До отъезда в Питер бывал я только у рядом живших Владимировых, где с друзьями переоценивали еще недавние вкусы; и против Достоевского пишу я статью, за которую обрушилось на меня негодование Мережковского[30].

Перед отъездом в Питер кляксою в сознание влеплен вечер в «Метрополе», устроенный Рябушинским по случаю выхода первого номера «Золотого руна», перевязанного золотою тесемочкой и выходившего на двух языках: французском и русском; Рябушинский, редактор-издатель ненужного нам предприятия (нужного, впрочем, художникам «Голубой розы»), держал Соколова в заведующих литературным отделом; последний едва уломал сотрудничать Брюсова и меня.

■ ЗАДАНИЕ ■
На каких двух языках, согласно исходному фрагменту, выходило «Золотое руно»?

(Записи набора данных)
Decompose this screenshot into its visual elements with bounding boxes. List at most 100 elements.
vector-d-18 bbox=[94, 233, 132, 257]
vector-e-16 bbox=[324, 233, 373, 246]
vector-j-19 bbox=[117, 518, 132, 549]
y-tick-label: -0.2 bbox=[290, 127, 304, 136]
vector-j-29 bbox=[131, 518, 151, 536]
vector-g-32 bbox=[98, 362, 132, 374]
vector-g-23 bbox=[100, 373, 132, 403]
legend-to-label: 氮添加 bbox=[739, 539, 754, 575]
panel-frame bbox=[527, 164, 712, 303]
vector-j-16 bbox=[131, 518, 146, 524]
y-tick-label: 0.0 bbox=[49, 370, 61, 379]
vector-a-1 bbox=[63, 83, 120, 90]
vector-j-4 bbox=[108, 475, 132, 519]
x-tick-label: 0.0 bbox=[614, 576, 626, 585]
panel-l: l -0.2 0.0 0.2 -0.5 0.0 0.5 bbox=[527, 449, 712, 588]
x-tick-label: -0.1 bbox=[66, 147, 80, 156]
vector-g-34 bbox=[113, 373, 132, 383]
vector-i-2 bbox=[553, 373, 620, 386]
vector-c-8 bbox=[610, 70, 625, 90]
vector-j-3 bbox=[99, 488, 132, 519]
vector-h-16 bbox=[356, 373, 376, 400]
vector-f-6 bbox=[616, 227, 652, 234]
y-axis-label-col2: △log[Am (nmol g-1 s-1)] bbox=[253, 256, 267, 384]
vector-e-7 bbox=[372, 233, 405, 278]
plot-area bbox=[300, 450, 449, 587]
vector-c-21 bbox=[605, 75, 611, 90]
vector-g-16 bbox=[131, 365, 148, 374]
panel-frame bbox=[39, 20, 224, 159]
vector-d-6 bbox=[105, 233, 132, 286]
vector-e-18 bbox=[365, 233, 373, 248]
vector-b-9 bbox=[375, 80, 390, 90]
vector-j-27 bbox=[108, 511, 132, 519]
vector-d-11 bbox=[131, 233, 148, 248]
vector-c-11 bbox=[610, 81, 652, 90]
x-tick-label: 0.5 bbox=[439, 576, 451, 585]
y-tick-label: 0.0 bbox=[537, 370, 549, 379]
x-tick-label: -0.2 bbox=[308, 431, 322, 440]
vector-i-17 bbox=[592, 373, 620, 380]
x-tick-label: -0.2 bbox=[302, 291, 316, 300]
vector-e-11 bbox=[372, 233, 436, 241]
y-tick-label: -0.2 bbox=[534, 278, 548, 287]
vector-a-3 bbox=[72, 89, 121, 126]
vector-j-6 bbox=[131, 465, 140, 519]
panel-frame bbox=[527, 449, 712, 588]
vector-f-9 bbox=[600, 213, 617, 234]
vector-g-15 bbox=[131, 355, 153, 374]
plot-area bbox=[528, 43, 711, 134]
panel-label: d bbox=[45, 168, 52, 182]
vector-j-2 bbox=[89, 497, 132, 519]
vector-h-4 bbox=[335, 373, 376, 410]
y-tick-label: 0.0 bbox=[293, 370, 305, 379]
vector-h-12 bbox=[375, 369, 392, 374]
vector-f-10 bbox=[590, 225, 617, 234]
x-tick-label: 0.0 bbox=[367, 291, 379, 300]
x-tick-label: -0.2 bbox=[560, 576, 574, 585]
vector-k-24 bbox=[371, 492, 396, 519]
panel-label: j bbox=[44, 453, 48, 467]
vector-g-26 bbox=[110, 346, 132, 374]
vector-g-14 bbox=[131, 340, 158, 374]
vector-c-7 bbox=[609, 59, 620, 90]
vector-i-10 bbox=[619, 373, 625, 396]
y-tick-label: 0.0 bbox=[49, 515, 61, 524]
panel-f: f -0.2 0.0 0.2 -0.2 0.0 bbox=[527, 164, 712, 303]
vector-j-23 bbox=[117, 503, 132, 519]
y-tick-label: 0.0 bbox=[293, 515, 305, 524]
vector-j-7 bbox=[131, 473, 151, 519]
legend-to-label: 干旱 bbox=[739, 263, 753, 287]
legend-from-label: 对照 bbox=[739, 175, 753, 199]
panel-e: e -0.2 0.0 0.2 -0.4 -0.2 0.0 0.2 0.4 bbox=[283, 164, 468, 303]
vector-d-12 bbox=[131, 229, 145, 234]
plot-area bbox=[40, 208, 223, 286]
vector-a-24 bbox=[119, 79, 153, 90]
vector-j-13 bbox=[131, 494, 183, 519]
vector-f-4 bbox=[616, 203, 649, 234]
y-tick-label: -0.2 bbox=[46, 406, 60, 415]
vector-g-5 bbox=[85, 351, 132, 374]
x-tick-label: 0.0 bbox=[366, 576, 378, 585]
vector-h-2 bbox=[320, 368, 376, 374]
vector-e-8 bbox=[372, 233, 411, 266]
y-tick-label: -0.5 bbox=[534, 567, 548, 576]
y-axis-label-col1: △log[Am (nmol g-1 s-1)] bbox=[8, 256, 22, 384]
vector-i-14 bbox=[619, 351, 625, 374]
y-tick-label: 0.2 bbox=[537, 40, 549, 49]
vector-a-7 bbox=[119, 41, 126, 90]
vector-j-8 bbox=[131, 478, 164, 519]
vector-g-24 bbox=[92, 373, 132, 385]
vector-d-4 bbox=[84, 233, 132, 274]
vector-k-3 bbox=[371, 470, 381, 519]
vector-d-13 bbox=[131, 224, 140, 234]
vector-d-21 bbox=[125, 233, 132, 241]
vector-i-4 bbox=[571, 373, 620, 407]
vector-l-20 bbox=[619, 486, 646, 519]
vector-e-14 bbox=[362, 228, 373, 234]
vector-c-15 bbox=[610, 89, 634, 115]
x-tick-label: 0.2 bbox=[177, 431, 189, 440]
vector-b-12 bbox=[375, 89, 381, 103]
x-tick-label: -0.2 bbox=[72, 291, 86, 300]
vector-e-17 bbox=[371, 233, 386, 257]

■ ОТВЕТ ■
На французском и русском.